**What this exercise asks**
1. From the text on middle child syndrome, reproduce verbatim the stretch from "Siblings living in" through "than younger children1.".
2. Summarize the text on middle child syndrome in two sentences.

**Document text**
=== Begin Enclosure ===

| Origin and Theory | Characteristics of The Middle Child | Does Science Agree | Known Factors That Can Affect Personalities and Outcomes |
What Is Middle Child Syndrome?
Middle child syndrome is the belief that children born between the oldest children and youngest children in the family are the most disadvantaged, neglected, and overlooked. A middle-born child tends to receive the least amount of attention from parents according to that belief. It is a hypothesis, not a medical diagnosis.
The middle-child syndrome has established itself within pop culture as a widely accepted idea.
But is this a real phenomenon?
Origin and Theory
Austrian psychotherapist, Alfred Adler, suggested that a family’s birth order determined each child’s personality traits.
Siblings living in a shared household would have strikingly diverse personalities despite being raised together.
Thousands of researchers have studied birth order traits as a result of Adler’s theory and publication.
Numerous studies have compared personality traits, intellectual ability, social competence, mental health problems, self-esteem, proneness to accidents, and more among different birth orders.
In infancy, firstborn children receive more parental care and undivided attention than younger children1.
Lastborn children tend to be the “spoiled baby”. They benefit from parental care and investment that are undiluted by younger siblings2.
Characteristics of The Middle Child
As per Adler’s birth order theory and many studies afterward, the following are some of the middle child personality characteristics or negative stereotypes:
- Feelings of sibling rivalry stemming from less attention and affection. A middle child feels obligated to compete against their siblings to receive their parents’ recognition3.
- Due to a lack of attention, middle kids are insecure, confused, neglected, and rebellious. They are more likely to engage in delinquency4.
- More sociable, thoughtful, responsible, ambitious, and open-minded to gain parental attention 5.
- Not parents’ favorite child, middle-born children are less likely to see their parents or family as dependable sources of support compared to the first child and last child in the family6.
- Lower academic achievement than the older sibling 7.
Does Science Agree That Birth Order Affects Personality
Despite some studies confirming the effects of birth order, others8, recent research like Ernst and Angst (1983), did not find consistent effects.
Based on their exhaustive review of studies from 1946 to 1980, Ernst and Angst concluded that birth order differences were the result of poor research design9.
In 1995, Sulloway proposed a Darwinian-based theory of birth order effects and revived the interest10.
However, a 2015 analysis of birth order studies by Rohrer, Egloff, and Schmukle found no correlation between birth order and extraversion, emotional stability, agreeableness, conscientiousness, or imagination11.

=== End Enclosure ===

**Source information**
=== Begin Enclosure ===

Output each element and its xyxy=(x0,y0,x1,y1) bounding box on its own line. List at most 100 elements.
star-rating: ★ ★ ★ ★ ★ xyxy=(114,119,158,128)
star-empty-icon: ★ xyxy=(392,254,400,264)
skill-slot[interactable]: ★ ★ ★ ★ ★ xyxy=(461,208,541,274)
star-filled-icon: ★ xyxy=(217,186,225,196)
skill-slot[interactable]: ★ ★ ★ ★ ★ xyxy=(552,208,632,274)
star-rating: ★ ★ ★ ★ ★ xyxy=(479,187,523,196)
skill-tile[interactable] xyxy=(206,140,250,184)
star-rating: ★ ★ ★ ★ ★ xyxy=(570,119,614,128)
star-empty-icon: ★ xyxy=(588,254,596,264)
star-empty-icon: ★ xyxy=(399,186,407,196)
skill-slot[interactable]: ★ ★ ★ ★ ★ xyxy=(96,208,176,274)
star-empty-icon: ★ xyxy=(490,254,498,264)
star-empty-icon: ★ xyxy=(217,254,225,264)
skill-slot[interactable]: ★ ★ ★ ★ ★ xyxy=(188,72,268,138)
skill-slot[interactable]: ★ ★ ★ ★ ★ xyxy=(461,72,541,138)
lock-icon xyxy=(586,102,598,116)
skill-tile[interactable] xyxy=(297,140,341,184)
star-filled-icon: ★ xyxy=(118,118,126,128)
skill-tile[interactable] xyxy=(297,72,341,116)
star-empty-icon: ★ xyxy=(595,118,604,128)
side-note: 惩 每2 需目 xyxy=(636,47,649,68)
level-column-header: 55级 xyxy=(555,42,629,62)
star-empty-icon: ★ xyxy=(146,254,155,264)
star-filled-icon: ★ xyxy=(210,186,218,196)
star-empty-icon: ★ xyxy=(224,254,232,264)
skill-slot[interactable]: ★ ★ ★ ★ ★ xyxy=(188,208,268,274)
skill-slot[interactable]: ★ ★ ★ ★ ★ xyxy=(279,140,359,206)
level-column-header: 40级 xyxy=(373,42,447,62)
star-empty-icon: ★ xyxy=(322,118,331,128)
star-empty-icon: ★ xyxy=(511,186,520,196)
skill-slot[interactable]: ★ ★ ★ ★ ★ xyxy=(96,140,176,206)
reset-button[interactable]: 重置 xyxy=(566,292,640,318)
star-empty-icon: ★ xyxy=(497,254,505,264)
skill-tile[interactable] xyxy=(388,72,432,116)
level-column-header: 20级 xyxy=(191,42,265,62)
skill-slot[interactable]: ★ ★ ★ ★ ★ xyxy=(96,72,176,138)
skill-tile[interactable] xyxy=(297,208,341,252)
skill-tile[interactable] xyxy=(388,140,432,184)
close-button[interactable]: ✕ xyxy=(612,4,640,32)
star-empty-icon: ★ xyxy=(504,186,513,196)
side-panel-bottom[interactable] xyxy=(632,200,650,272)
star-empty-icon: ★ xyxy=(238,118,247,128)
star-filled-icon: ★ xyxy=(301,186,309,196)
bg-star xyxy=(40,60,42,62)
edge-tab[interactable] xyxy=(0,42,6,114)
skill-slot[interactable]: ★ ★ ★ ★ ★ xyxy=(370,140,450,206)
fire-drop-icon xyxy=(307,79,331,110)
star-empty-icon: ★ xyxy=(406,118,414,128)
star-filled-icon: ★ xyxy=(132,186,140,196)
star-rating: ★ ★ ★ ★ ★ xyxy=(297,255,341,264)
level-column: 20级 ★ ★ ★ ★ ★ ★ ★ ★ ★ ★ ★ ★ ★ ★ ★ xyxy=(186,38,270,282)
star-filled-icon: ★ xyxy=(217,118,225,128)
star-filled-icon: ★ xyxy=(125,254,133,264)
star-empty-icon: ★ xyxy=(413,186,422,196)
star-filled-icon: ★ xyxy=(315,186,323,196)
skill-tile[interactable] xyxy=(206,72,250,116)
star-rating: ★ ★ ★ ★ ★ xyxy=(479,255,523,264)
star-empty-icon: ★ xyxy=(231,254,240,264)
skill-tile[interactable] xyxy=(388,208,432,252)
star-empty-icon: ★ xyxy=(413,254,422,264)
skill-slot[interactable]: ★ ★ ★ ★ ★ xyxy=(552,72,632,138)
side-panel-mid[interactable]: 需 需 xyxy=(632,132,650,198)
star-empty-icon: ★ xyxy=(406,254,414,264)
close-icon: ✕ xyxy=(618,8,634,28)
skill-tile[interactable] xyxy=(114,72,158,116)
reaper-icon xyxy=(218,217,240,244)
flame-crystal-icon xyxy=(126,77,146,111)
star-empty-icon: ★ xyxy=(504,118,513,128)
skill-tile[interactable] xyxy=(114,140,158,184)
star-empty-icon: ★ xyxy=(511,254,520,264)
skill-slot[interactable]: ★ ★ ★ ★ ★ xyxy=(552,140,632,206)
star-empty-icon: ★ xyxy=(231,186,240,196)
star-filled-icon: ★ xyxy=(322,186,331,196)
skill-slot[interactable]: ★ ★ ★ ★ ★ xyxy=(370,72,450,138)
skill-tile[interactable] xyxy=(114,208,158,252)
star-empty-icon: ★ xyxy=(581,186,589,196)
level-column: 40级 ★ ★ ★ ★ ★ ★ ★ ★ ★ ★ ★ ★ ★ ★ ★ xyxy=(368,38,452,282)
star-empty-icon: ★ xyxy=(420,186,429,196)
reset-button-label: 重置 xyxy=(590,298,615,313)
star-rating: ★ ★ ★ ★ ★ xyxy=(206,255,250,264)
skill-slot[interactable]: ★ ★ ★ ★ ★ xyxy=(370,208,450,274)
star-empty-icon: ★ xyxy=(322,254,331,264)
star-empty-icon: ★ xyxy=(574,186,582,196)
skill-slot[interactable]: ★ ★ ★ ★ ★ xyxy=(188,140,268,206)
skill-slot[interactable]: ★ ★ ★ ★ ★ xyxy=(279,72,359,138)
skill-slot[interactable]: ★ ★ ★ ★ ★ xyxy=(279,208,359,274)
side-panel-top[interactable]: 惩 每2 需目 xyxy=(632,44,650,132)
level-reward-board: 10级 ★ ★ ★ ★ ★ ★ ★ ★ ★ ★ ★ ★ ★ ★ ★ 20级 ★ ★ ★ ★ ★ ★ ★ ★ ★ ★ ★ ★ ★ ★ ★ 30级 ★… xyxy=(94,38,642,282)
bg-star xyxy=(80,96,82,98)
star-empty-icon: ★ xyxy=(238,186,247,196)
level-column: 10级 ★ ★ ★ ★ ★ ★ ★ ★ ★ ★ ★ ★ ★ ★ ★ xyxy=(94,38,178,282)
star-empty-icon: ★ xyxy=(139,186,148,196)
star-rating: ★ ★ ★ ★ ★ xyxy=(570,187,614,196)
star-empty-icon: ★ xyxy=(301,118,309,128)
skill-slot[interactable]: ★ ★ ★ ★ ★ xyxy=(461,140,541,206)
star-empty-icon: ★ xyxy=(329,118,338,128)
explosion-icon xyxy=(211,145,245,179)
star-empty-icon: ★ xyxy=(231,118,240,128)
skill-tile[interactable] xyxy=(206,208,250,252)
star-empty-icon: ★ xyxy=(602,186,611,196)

=== End Enclosure ===

**Solutions by task**
1.
Siblings living in a shared household would have strikingly diverse personalities despite being raised together.
Thousands of researchers have studied birth order traits as a result of Adler’s theory and publication.
Numerous studies have compared personality traits, intellectual ability, social competence, mental health problems, self-esteem, proneness to accidents, and more among different birth orders.
In infancy, firstborn children receive more parental care and undivided attention than younger children1.

2. Middle child syndrome is the belief that children born between the oldest and youngest are the most disadvantaged, neglected, and overlooked, a hypothesis rather than a medical diagnosis that grew from Alfred Adler's theory that birth order determines personality. Although many studies followed, Ernst and Angst did not find consistent effects and attributed reported differences to poor research design, and a 2015 analysis by Rohrer, Egloff, and Schmukle found no correlation between birth order and several personality traits.